__DATASET ENTRIES__:
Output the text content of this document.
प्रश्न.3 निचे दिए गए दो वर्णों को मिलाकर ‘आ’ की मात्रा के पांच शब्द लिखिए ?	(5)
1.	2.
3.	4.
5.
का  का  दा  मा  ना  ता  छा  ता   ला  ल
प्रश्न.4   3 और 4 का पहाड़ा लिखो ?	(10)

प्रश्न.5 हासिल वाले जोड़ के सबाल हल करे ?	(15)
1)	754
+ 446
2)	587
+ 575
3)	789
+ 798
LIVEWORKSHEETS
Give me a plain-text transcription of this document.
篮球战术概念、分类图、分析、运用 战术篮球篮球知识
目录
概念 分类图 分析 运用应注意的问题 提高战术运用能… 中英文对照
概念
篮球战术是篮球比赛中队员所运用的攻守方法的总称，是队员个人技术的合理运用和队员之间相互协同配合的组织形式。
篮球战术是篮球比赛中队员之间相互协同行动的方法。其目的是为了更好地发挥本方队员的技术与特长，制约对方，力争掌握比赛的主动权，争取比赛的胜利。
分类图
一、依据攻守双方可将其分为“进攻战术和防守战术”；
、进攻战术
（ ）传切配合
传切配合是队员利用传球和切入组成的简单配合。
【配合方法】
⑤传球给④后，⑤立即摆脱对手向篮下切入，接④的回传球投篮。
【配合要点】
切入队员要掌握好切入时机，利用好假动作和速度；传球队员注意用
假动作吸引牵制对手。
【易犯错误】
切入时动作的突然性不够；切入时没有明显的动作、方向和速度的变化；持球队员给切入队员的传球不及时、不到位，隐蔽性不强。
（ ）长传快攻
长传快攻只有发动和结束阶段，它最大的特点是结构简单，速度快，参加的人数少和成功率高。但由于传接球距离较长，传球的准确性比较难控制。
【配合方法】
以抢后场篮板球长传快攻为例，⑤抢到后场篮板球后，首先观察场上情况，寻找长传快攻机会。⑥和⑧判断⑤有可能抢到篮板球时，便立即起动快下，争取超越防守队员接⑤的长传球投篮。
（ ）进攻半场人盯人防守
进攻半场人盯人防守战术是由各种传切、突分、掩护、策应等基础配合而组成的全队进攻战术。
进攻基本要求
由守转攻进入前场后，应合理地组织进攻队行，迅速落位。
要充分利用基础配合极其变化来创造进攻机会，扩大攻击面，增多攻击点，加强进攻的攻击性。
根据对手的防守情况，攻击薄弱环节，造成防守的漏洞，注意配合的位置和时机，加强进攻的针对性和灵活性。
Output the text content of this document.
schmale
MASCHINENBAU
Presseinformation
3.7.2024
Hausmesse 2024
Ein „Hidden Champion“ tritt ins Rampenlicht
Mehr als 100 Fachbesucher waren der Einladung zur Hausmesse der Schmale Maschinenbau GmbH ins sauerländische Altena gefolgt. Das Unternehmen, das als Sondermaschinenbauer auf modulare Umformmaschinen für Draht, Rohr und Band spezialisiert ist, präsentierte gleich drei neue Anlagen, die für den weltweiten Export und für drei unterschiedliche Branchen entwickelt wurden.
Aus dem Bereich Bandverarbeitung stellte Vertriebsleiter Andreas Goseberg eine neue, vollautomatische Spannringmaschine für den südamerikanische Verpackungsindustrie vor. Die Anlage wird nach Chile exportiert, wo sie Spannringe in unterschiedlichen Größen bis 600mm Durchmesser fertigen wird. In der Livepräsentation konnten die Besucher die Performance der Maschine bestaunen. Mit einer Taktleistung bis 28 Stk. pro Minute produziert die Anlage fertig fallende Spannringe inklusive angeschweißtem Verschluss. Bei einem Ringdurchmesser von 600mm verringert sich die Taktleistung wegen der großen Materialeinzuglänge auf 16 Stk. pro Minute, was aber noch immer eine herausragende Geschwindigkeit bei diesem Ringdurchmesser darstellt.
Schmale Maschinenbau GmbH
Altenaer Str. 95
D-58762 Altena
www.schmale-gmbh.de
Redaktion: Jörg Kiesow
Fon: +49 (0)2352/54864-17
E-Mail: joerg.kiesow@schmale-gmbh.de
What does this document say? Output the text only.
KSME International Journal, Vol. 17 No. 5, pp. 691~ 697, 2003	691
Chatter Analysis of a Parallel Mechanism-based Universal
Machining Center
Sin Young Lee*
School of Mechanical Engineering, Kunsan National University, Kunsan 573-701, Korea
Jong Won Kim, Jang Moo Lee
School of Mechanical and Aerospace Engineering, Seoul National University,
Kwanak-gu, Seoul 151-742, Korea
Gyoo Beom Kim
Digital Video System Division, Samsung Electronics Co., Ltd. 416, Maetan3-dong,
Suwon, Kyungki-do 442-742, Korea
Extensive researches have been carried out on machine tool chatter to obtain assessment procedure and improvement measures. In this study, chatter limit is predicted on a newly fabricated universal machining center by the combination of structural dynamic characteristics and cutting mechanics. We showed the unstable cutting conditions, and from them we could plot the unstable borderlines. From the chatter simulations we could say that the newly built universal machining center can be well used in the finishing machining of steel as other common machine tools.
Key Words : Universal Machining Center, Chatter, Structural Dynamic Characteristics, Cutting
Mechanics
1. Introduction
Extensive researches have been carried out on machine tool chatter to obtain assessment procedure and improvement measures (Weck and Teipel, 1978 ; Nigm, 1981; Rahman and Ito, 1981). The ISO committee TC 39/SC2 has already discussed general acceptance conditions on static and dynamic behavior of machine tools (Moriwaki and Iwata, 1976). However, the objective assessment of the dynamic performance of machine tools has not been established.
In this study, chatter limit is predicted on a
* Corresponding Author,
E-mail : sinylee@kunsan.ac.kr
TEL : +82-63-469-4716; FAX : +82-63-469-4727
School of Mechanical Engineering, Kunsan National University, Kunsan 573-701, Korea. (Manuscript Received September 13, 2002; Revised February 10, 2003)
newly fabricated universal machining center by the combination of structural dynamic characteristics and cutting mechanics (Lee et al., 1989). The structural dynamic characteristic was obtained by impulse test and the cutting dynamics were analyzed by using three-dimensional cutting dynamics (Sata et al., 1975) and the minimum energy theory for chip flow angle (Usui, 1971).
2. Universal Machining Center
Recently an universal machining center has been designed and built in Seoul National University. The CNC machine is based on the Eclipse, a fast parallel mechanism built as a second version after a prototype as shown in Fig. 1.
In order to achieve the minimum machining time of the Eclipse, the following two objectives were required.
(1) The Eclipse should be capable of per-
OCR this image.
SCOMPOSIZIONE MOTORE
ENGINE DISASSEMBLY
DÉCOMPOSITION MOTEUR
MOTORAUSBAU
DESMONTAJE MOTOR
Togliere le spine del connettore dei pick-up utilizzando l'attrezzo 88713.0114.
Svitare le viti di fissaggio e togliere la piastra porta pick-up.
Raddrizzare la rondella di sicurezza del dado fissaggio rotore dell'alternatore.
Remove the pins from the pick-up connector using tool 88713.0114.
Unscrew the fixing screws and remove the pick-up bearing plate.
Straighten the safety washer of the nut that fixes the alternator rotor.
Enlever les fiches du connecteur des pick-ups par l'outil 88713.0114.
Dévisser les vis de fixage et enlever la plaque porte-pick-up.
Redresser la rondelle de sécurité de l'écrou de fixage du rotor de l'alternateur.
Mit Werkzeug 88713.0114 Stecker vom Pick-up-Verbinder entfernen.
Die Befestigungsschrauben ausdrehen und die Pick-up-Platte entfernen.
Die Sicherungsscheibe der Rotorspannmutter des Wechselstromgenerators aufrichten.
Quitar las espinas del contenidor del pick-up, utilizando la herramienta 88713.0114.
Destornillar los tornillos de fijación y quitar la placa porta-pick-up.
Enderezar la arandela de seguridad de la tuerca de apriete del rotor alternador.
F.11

__GIVEN PROBLEM__: Look through the entries and find each line that has the string "text". Copy those lines.

__COMPLETE RESPONSE__:
Output the text content of this document.
Give me a plain-text transcription of this document.
Output the text content of this document.
What does this document say? Output the text only.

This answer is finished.